» **GOAL**
Locate the line that contains "Read all visible content and emit it as JSON." in the entries below. Retype it and all following lines through the final one, character for character.

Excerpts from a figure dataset
^^^^^^^^
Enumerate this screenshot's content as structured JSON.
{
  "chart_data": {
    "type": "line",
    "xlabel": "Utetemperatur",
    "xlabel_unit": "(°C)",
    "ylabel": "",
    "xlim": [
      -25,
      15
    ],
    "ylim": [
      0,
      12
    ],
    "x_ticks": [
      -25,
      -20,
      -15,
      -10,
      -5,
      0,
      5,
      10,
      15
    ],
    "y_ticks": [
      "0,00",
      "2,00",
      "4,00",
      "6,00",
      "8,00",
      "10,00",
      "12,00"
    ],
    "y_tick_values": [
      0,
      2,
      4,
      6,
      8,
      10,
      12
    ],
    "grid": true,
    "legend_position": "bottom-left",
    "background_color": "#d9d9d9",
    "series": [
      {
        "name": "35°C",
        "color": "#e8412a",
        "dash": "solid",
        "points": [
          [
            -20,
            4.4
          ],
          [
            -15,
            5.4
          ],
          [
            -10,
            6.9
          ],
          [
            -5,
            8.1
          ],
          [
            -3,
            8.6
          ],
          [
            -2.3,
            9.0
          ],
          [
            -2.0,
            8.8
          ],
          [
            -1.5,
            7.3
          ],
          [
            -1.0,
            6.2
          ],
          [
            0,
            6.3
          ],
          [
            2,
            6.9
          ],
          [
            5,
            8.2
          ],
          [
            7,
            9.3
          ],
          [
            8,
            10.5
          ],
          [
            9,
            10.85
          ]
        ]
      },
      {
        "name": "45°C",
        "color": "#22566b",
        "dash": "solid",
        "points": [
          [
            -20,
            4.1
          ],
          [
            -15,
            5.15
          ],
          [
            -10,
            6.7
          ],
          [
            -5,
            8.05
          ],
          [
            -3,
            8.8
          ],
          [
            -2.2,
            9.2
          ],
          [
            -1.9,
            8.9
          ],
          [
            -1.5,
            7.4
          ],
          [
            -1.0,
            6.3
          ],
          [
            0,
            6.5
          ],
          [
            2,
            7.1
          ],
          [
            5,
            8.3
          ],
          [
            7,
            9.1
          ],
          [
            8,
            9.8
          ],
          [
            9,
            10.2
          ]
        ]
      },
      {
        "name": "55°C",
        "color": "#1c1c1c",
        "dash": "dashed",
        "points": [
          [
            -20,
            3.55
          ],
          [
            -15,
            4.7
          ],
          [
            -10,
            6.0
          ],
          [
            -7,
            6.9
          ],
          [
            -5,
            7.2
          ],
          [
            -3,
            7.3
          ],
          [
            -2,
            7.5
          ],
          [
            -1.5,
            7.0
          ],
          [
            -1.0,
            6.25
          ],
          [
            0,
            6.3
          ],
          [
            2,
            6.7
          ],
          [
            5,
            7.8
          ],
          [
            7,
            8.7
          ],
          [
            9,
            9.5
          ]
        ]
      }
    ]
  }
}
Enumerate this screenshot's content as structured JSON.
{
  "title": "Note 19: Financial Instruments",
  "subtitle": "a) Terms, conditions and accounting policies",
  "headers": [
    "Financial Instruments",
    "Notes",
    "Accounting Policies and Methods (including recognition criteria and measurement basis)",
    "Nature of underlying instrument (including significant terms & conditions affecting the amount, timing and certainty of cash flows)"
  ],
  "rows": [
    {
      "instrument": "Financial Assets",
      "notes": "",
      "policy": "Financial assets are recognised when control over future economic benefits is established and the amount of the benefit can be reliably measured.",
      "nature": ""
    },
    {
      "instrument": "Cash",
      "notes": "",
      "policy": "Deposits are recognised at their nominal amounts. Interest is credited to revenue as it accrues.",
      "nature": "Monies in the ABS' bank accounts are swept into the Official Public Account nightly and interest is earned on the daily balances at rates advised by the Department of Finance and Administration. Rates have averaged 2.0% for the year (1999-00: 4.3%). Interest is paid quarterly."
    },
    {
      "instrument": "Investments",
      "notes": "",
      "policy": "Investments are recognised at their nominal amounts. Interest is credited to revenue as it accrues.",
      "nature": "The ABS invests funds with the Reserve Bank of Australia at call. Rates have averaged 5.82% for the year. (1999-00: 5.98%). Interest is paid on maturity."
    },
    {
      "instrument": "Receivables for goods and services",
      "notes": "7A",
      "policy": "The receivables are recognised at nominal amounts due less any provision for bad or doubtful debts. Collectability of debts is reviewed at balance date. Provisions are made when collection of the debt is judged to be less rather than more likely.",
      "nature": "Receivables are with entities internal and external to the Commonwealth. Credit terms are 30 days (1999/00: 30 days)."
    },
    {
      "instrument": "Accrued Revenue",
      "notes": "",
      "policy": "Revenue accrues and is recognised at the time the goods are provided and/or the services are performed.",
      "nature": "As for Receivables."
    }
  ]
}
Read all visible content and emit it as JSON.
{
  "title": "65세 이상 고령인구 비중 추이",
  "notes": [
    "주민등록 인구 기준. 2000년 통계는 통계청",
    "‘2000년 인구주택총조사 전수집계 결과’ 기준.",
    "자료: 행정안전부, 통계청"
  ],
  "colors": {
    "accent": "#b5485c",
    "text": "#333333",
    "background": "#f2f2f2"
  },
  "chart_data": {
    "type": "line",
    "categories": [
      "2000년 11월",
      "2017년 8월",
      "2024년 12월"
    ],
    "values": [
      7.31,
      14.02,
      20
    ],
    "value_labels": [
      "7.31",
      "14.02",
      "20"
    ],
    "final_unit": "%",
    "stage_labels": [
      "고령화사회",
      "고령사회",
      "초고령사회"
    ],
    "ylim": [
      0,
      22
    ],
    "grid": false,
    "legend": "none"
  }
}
^^^^^^^^
» **OUTPUT FOR THIS EXERCISE**
Read all visible content and emit it as JSON.
{
  "title": "65세 이상 고령인구 비중 추이",
  "notes": [
    "주민등록 인구 기준. 2000년 통계는 통계청",
    "‘2000년 인구주택총조사 전수집계 결과’ 기준.",
    "자료: 행정안전부, 통계청"
  ],
  "colors": {
    "accent": "#b5485c",
    "text": "#333333",
    "background": "#f2f2f2"
  },
  "chart_data": {
    "type": "line",
    "categories": [
      "2000년 11월",
      "2017년 8월",
      "2024년 12월"
    ],
    "values": [
      7.31,
      14.02,
      20
    ],
    "value_labels": [
      "7.31",
      "14.02",
      "20"
    ],
    "final_unit": "%",
    "stage_labels": [
      "고령화사회",
      "고령사회",
      "초고령사회"
    ],
    "ylim": [
      0,
      22
    ],
    "grid": false,
    "legend": "none"
  }
}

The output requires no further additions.